Provided records
..........

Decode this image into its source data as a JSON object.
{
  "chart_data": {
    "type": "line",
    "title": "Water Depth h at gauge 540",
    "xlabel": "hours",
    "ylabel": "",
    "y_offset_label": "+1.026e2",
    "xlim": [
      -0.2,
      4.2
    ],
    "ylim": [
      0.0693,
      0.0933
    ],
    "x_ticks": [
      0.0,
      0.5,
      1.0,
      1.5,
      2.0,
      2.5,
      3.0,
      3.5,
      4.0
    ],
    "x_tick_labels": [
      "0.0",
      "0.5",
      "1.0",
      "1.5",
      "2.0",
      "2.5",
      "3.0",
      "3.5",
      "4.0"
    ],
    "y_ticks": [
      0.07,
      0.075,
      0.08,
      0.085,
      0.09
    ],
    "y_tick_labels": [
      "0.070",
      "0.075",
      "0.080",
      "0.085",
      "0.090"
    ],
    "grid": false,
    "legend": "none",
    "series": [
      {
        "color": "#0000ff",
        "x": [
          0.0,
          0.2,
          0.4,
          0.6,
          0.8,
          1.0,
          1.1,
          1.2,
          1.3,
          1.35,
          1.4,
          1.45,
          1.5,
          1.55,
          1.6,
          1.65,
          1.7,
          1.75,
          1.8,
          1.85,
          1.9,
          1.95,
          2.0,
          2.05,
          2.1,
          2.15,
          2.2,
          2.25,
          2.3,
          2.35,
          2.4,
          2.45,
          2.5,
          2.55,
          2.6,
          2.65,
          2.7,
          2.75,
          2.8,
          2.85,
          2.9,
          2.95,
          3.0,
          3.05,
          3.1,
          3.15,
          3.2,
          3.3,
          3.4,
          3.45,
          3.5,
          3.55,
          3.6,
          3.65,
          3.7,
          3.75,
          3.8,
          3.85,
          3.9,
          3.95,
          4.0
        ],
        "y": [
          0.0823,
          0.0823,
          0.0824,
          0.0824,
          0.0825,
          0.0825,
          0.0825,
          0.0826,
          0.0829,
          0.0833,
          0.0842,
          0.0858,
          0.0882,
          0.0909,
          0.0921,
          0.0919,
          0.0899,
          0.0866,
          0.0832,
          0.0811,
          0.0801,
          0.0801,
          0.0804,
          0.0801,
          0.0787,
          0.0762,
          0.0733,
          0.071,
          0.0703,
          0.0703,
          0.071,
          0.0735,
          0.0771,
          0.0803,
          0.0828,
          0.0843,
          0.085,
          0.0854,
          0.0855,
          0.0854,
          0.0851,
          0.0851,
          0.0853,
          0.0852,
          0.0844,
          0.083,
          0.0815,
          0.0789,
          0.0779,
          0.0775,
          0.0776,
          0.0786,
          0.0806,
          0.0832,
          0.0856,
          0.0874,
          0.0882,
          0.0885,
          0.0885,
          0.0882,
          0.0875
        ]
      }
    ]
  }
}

..........

Prompt
Copy all of the material word for word.

Answer to this problem
Decode this image into its source data as a JSON object.
{
  "chart_data": {
    "type": "line",
    "title": "Water Depth h at gauge 540",
    "xlabel": "hours",
    "ylabel": "",
    "y_offset_label": "+1.026e2",
    "xlim": [
      -0.2,
      4.2
    ],
    "ylim": [
      0.0693,
      0.0933
    ],
    "x_ticks": [
      0.0,
      0.5,
      1.0,
      1.5,
      2.0,
      2.5,
      3.0,
      3.5,
      4.0
    ],
    "x_tick_labels": [
      "0.0",
      "0.5",
      "1.0",
      "1.5",
      "2.0",
      "2.5",
      "3.0",
      "3.5",
      "4.0"
    ],
    "y_ticks": [
      0.07,
      0.075,
      0.08,
      0.085,
      0.09
    ],
    "y_tick_labels": [
      "0.070",
      "0.075",
      "0.080",
      "0.085",
      "0.090"
    ],
    "grid": false,
    "legend": "none",
    "series": [
      {
        "color": "#0000ff",
        "x": [
          0.0,
          0.2,
          0.4,
          0.6,
          0.8,
          1.0,
          1.1,
          1.2,
          1.3,
          1.35,
          1.4,
          1.45,
          1.5,
          1.55,
          1.6,
          1.65,
          1.7,
          1.75,
          1.8,
          1.85,
          1.9,
          1.95,
          2.0,
          2.05,
          2.1,
          2.15,
          2.2,
          2.25,
          2.3,
          2.35,
          2.4,
          2.45,
          2.5,
          2.55,
          2.6,
          2.65,
          2.7,
          2.75,
          2.8,
          2.85,
          2.9,
          2.95,
          3.0,
          3.05,
          3.1,
          3.15,
          3.2,
          3.3,
          3.4,
          3.45,
          3.5,
          3.55,
          3.6,
          3.65,
          3.7,
          3.75,
          3.8,
          3.85,
          3.9,
          3.95,
          4.0
        ],
        "y": [
          0.0823,
          0.0823,
          0.0824,
          0.0824,
          0.0825,
          0.0825,
          0.0825,
          0.0826,
          0.0829,
          0.0833,
          0.0842,
          0.0858,
          0.0882,
          0.0909,
          0.0921,
          0.0919,
          0.0899,
          0.0866,
          0.0832,
          0.0811,
          0.0801,
          0.0801,
          0.0804,
          0.0801,
          0.0787,
          0.0762,
          0.0733,
          0.071,
          0.0703,
          0.0703,
          0.071,
          0.0735,
          0.0771,
          0.0803,
          0.0828,
          0.0843,
          0.085,
          0.0854,
          0.0855,
          0.0854,
          0.0851,
          0.0851,
          0.0853,
          0.0852,
          0.0844,
          0.083,
          0.0815,
          0.0789,
          0.0779,
          0.0775,
          0.0776,
          0.0786,
          0.0806,
          0.0832,
          0.0856,
          0.0874,
          0.0882,
          0.0885,
          0.0885,
          0.0882,
          0.0875
        ]
      }
    ]
  }
}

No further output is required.